BRIEF.
Repeat every line exactly, keeping the pictures out of the copy.

SOURCE DATA.

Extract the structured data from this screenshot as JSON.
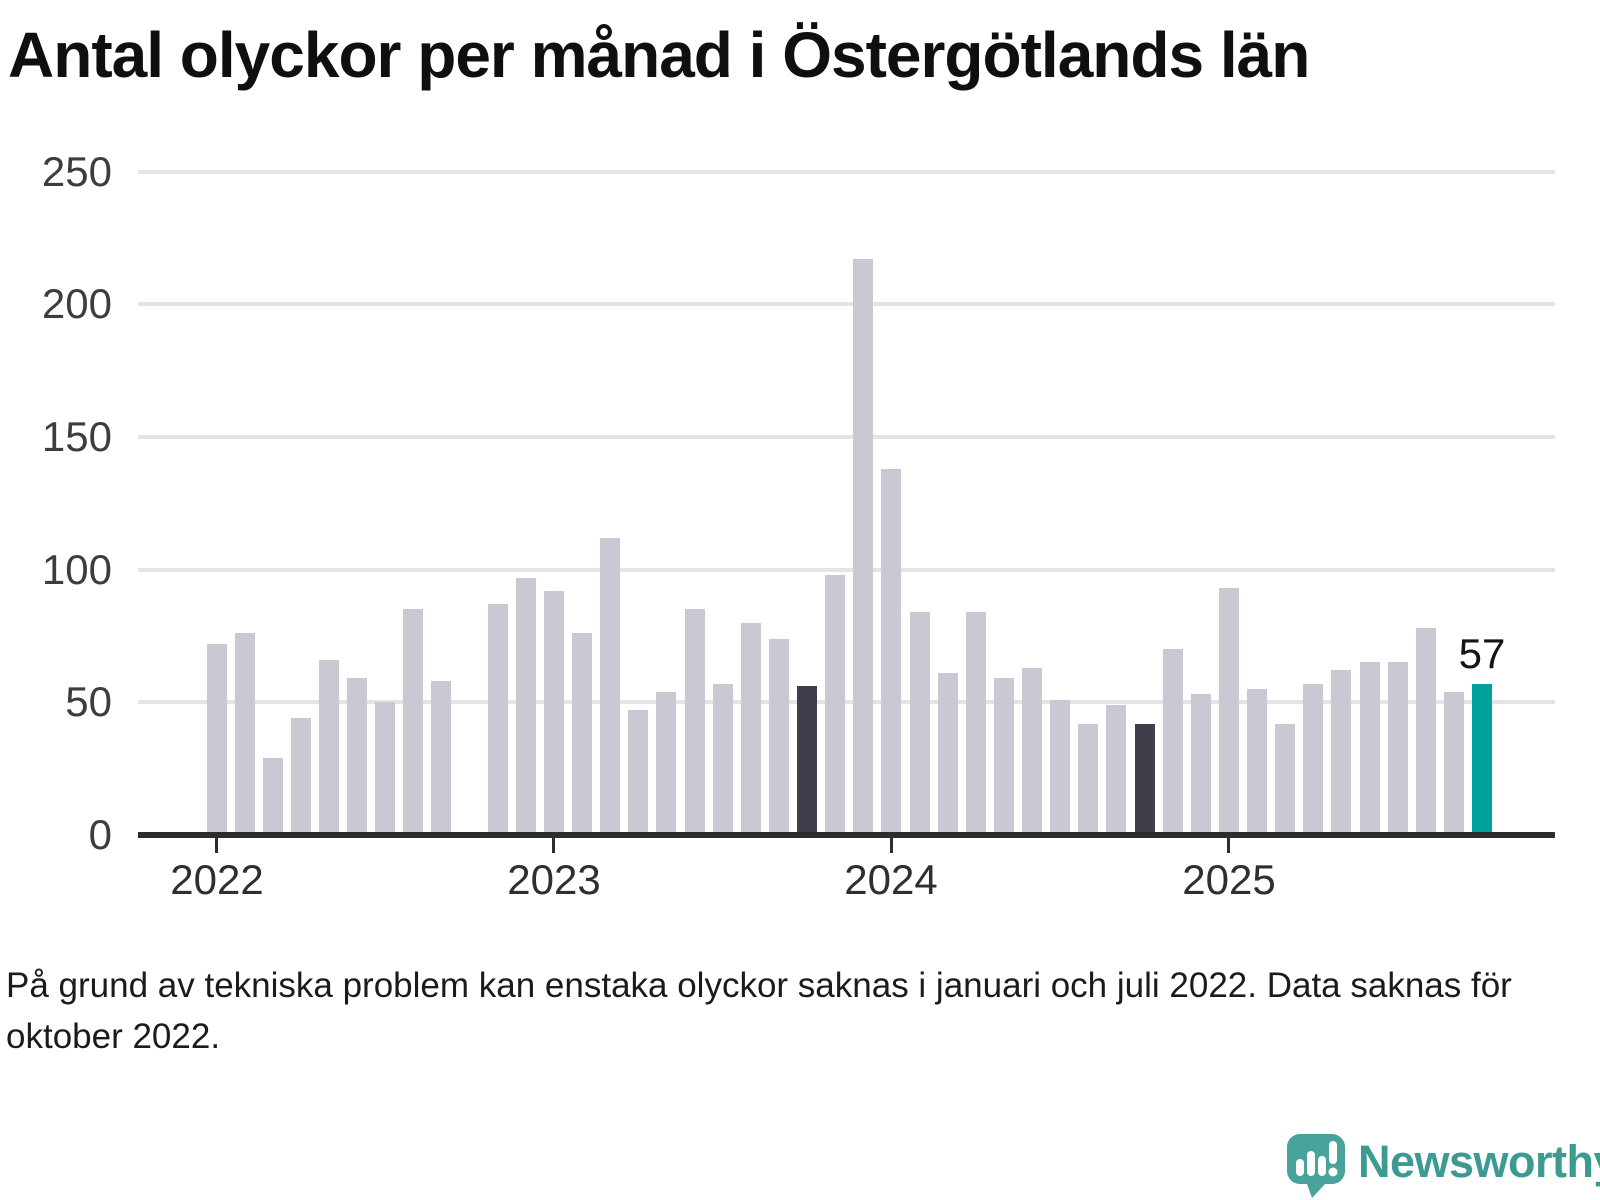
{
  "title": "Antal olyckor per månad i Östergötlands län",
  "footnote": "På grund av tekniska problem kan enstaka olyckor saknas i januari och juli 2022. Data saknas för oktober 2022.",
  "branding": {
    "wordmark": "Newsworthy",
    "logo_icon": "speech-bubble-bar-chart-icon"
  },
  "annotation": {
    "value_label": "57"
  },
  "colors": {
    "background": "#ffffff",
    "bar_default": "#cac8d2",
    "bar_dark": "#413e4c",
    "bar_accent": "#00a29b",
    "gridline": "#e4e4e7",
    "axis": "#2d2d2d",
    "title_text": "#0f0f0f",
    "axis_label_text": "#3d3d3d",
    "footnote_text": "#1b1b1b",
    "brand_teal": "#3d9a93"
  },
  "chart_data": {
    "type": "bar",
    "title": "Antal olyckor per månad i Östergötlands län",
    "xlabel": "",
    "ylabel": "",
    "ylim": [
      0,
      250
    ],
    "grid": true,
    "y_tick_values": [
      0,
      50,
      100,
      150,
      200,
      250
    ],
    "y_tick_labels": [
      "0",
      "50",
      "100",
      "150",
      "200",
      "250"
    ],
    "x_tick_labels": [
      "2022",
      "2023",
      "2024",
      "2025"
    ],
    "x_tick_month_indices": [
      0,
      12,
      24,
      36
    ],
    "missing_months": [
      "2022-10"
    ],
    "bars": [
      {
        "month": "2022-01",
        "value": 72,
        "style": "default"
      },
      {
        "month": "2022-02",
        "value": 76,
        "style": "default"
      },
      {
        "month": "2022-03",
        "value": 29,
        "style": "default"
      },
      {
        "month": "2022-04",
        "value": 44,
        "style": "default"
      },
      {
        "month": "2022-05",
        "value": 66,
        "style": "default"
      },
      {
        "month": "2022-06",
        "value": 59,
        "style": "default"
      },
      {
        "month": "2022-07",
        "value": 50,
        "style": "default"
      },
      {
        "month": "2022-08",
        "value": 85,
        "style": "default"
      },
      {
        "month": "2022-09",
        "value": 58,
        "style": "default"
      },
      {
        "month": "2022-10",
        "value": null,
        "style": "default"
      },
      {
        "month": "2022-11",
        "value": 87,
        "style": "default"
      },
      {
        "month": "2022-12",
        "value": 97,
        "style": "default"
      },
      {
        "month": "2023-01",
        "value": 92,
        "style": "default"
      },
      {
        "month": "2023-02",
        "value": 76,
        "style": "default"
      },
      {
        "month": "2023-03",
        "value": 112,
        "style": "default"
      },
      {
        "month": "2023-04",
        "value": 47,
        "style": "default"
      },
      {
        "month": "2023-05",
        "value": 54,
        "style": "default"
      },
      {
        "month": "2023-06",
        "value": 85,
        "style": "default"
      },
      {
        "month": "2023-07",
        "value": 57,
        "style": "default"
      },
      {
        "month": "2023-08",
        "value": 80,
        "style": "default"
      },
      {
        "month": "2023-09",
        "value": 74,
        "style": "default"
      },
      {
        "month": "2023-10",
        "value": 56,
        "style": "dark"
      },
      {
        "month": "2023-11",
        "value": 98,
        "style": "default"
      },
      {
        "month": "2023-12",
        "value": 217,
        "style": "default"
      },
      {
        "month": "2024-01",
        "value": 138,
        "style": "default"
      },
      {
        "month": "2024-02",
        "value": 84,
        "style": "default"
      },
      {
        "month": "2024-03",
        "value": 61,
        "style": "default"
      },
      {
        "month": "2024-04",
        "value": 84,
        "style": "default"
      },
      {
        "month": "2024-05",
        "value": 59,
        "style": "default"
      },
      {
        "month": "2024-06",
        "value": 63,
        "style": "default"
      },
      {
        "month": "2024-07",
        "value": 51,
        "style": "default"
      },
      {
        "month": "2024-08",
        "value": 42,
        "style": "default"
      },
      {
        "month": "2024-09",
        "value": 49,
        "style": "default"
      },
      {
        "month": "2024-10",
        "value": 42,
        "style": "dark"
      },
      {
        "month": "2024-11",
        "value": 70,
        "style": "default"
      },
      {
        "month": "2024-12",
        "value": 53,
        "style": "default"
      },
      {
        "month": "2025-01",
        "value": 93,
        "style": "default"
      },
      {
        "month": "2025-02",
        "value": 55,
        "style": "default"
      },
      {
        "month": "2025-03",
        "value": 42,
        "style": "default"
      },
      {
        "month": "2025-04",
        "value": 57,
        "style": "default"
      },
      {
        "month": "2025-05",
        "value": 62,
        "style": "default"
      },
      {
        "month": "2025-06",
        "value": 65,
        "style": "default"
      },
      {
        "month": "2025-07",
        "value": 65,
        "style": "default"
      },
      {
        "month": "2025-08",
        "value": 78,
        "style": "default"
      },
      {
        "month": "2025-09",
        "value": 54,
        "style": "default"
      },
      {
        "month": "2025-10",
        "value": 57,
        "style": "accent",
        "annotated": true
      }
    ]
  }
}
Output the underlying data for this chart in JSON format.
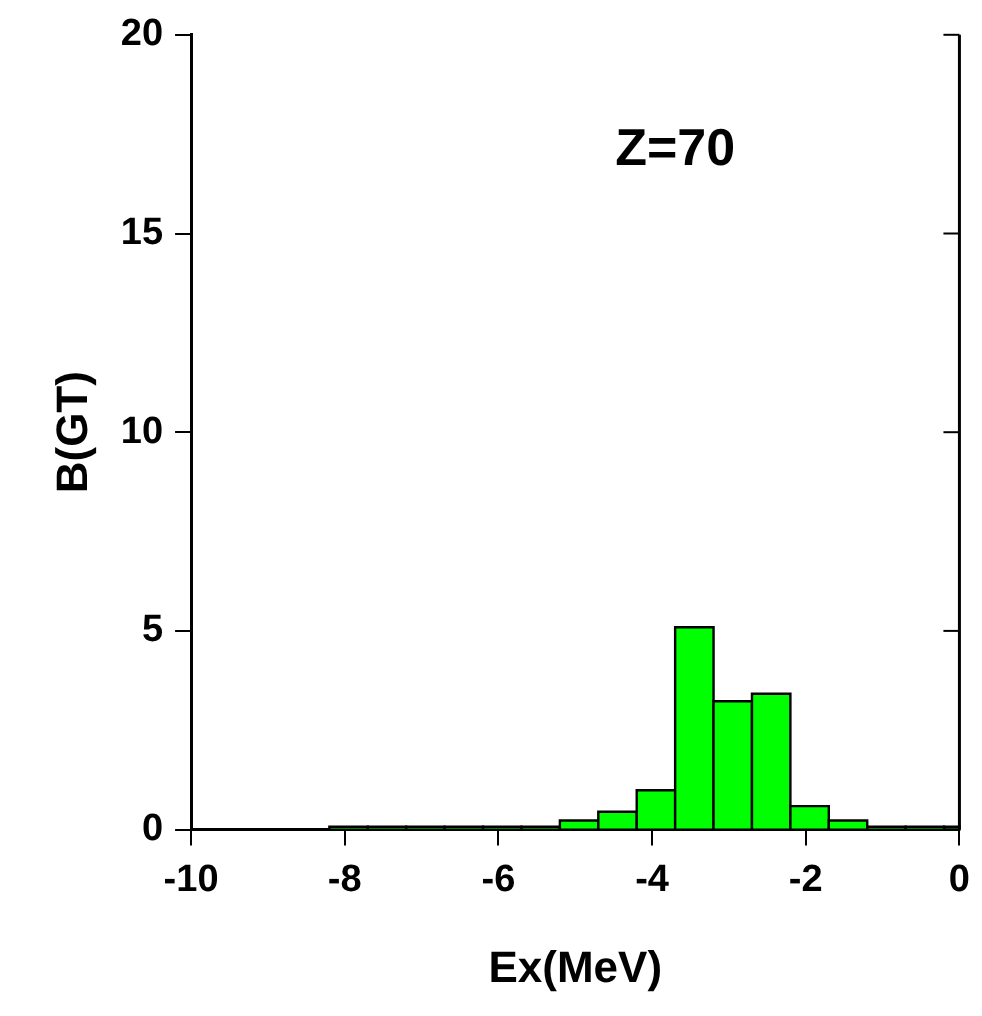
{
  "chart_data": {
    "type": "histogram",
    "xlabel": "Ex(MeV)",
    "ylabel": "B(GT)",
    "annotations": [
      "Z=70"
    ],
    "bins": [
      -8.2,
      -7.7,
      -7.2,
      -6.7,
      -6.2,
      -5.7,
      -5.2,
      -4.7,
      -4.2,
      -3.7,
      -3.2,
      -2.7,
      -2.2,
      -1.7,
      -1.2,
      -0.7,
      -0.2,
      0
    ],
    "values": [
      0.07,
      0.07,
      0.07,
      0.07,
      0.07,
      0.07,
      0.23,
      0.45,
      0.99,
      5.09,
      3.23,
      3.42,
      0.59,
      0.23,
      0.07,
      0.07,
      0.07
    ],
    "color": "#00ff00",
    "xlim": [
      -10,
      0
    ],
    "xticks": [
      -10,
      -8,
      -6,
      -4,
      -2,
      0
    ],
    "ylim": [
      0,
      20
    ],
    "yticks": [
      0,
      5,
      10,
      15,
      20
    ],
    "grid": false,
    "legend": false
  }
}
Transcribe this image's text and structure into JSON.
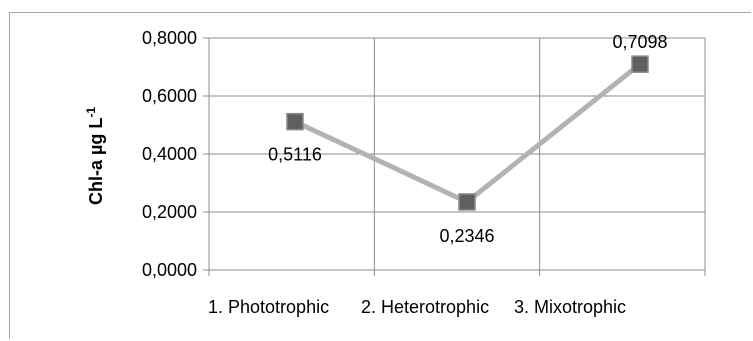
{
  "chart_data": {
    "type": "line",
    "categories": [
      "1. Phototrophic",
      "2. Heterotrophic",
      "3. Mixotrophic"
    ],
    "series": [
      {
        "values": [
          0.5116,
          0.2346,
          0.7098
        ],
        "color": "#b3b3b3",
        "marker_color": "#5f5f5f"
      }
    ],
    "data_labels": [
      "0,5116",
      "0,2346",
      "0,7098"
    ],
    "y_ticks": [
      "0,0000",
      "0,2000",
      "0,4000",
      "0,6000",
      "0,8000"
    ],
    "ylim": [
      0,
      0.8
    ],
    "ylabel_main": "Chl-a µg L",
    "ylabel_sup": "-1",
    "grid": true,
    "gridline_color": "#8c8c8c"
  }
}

EXERCISE OUTPUT.
Extract the structured data from this screenshot as JSON.
{
  "title": "Antal olyckor per månad i Östergötlands län",
  "footnote": "På grund av tekniska problem kan enstaka olyckor saknas i januari och juli 2022. Data saknas för oktober 2022.",
  "branding": {
    "wordmark": "Newsworthy",
    "logo_icon": "speech-bubble-bar-chart-icon"
  },
  "annotation": {
    "value_label": "57"
  },
  "colors": {
    "background": "#ffffff",
    "bar_default": "#cac8d2",
    "bar_dark": "#413e4c",
    "bar_accent": "#00a29b",
    "gridline": "#e4e4e7",
    "axis": "#2d2d2d",
    "title_text": "#0f0f0f",
    "axis_label_text": "#3d3d3d",
    "footnote_text": "#1b1b1b",
    "brand_teal": "#3d9a93"
  },
  "chart_data": {
    "type": "bar",
    "title": "Antal olyckor per månad i Östergötlands län",
    "xlabel": "",
    "ylabel": "",
    "ylim": [
      0,
      250
    ],
    "grid": true,
    "y_tick_values": [
      0,
      50,
      100,
      150,
      200,
      250
    ],
    "y_tick_labels": [
      "0",
      "50",
      "100",
      "150",
      "200",
      "250"
    ],
    "x_tick_labels": [
      "2022",
      "2023",
      "2024",
      "2025"
    ],
    "x_tick_month_indices": [
      0,
      12,
      24,
      36
    ],
    "missing_months": [
      "2022-10"
    ],
    "bars": [
      {
        "month": "2022-01",
        "value": 72,
        "style": "default"
      },
      {
        "month": "2022-02",
        "value": 76,
        "style": "default"
      },
      {
        "month": "2022-03",
        "value": 29,
        "style": "default"
      },
      {
        "month": "2022-04",
        "value": 44,
        "style": "default"
      },
      {
        "month": "2022-05",
        "value": 66,
        "style": "default"
      },
      {
        "month": "2022-06",
        "value": 59,
        "style": "default"
      },
      {
        "month": "2022-07",
        "value": 50,
        "style": "default"
      },
      {
        "month": "2022-08",
        "value": 85,
        "style": "default"
      },
      {
        "month": "2022-09",
        "value": 58,
        "style": "default"
      },
      {
        "month": "2022-10",
        "value": null,
        "style": "default"
      },
      {
        "month": "2022-11",
        "value": 87,
        "style": "default"
      },
      {
        "month": "2022-12",
        "value": 97,
        "style": "default"
      },
      {
        "month": "2023-01",
        "value": 92,
        "style": "default"
      },
      {
        "month": "2023-02",
        "value": 76,
        "style": "default"
      },
      {
        "month": "2023-03",
        "value": 112,
        "style": "default"
      },
      {
        "month": "2023-04",
        "value": 47,
        "style": "default"
      },
      {
        "month": "2023-05",
        "value": 54,
        "style": "default"
      },
      {
        "month": "2023-06",
        "value": 85,
        "style": "default"
      },
      {
        "month": "2023-07",
        "value": 57,
        "style": "default"
      },
      {
        "month": "2023-08",
        "value": 80,
        "style": "default"
      },
      {
        "month": "2023-09",
        "value": 74,
        "style": "default"
      },
      {
        "month": "2023-10",
        "value": 56,
        "style": "dark"
      },
      {
        "month": "2023-11",
        "value": 98,
        "style": "default"
      },
      {
        "month": "2023-12",
        "value": 217,
        "style": "default"
      },
      {
        "month": "2024-01",
        "value": 138,
        "style": "default"
      },
      {
        "month": "2024-02",
        "value": 84,
        "style": "default"
      },
      {
        "month": "2024-03",
        "value": 61,
        "style": "default"
      },
      {
        "month": "2024-04",
        "value": 84,
        "style": "default"
      },
      {
        "month": "2024-05",
        "value": 59,
        "style": "default"
      },
      {
        "month": "2024-06",
        "value": 63,
        "style": "default"
      },
      {
        "month": "2024-07",
        "value": 51,
        "style": "default"
      },
      {
        "month": "2024-08",
        "value": 42,
        "style": "default"
      },
      {
        "month": "2024-09",
        "value": 49,
        "style": "default"
      },
      {
        "month": "2024-10",
        "value": 42,
        "style": "dark"
      },
      {
        "month": "2024-11",
        "value": 70,
        "style": "default"
      },
      {
        "month": "2024-12",
        "value": 53,
        "style": "default"
      },
      {
        "month": "2025-01",
        "value": 93,
        "style": "default"
      },
      {
        "month": "2025-02",
        "value": 55,
        "style": "default"
      },
      {
        "month": "2025-03",
        "value": 42,
        "style": "default"
      },
      {
        "month": "2025-04",
        "value": 57,
        "style": "default"
      },
      {
        "month": "2025-05",
        "value": 62,
        "style": "default"
      },
      {
        "month": "2025-06",
        "value": 65,
        "style": "default"
      },
      {
        "month": "2025-07",
        "value": 65,
        "style": "default"
      },
      {
        "month": "2025-08",
        "value": 78,
        "style": "default"
      },
      {
        "month": "2025-09",
        "value": 54,
        "style": "default"
      },
      {
        "month": "2025-10",
        "value": 57,
        "style": "accent",
        "annotated": true
      }
    ]
  }
}
Output the underlying data for this chart in JSON format.
{
  "chart_data": {
    "type": "histogram",
    "xlabel": "Ex(MeV)",
    "ylabel": "B(GT)",
    "annotations": [
      "Z=70"
    ],
    "bins": [
      -8.2,
      -7.7,
      -7.2,
      -6.7,
      -6.2,
      -5.7,
      -5.2,
      -4.7,
      -4.2,
      -3.7,
      -3.2,
      -2.7,
      -2.2,
      -1.7,
      -1.2,
      -0.7,
      -0.2,
      0
    ],
    "values": [
      0.07,
      0.07,
      0.07,
      0.07,
      0.07,
      0.07,
      0.23,
      0.45,
      0.99,
      5.09,
      3.23,
      3.42,
      0.59,
      0.23,
      0.07,
      0.07,
      0.07
    ],
    "color": "#00ff00",
    "xlim": [
      -10,
      0
    ],
    "xticks": [
      -10,
      -8,
      -6,
      -4,
      -2,
      0
    ],
    "ylim": [
      0,
      20
    ],
    "yticks": [
      0,
      5,
      10,
      15,
      20
    ],
    "grid": false,
    "legend": false
  }
}
Transcribe this image's text and structure into JSON.
{
  "chart_data": {
    "type": "line",
    "categories": [
      "1. Phototrophic",
      "2. Heterotrophic",
      "3. Mixotrophic"
    ],
    "series": [
      {
        "values": [
          0.5116,
          0.2346,
          0.7098
        ],
        "color": "#b3b3b3",
        "marker_color": "#5f5f5f"
      }
    ],
    "data_labels": [
      "0,5116",
      "0,2346",
      "0,7098"
    ],
    "y_ticks": [
      "0,0000",
      "0,2000",
      "0,4000",
      "0,6000",
      "0,8000"
    ],
    "ylim": [
      0,
      0.8
    ],
    "ylabel_main": "Chl-a µg L",
    "ylabel_sup": "-1",
    "grid": true,
    "gridline_color": "#8c8c8c"
  }
}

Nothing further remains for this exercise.